[START]

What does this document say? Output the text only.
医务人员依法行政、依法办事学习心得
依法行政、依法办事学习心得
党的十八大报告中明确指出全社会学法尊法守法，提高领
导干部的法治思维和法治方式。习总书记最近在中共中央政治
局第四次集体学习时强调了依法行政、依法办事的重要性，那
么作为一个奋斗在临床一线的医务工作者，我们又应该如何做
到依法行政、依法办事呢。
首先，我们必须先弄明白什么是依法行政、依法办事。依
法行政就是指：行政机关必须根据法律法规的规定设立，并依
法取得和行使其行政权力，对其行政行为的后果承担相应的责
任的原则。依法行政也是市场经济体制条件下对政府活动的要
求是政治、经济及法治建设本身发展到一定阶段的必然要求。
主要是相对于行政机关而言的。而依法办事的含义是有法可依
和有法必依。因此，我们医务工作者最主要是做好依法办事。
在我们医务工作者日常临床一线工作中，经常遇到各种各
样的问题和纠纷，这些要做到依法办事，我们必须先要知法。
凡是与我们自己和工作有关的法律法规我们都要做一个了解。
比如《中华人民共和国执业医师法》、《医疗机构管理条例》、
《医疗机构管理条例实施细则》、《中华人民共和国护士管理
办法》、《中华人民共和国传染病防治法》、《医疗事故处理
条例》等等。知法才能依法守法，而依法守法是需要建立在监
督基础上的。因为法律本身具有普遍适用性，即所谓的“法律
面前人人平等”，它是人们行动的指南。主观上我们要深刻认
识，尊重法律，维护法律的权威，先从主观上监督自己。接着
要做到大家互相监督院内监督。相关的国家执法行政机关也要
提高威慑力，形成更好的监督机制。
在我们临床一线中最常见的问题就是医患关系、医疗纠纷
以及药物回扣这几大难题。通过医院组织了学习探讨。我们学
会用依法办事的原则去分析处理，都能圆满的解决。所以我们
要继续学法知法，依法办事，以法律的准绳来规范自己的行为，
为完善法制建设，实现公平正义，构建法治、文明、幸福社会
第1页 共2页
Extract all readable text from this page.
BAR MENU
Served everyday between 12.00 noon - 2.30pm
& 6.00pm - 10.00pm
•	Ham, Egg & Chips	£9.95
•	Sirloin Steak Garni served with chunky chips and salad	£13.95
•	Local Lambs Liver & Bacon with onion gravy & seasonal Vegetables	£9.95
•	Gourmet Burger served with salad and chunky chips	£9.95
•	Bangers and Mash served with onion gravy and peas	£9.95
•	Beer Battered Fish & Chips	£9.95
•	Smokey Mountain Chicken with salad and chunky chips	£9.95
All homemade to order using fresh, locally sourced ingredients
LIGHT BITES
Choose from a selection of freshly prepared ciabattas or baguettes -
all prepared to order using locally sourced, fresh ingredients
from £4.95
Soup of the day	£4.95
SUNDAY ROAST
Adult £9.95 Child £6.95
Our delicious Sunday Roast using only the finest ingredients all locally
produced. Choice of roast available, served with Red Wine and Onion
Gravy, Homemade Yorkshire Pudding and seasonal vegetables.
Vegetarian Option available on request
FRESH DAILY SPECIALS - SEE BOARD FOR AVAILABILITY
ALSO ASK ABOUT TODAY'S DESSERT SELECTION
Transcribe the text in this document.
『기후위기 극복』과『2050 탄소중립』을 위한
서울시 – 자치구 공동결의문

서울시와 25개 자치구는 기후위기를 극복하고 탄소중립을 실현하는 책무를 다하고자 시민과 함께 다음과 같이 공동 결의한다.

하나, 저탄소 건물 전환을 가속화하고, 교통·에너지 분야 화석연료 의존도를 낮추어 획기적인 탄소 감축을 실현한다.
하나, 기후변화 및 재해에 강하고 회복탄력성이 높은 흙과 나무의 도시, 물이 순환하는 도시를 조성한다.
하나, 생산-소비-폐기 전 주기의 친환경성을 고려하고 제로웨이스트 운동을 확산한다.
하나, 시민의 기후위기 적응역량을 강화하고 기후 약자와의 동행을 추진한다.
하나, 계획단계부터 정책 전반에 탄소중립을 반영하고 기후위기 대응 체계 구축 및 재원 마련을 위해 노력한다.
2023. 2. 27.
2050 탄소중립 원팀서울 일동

[END]

Short problem:
Give the count of lines in the listing above that include "ingredients", with no other words.

Response to the task:
3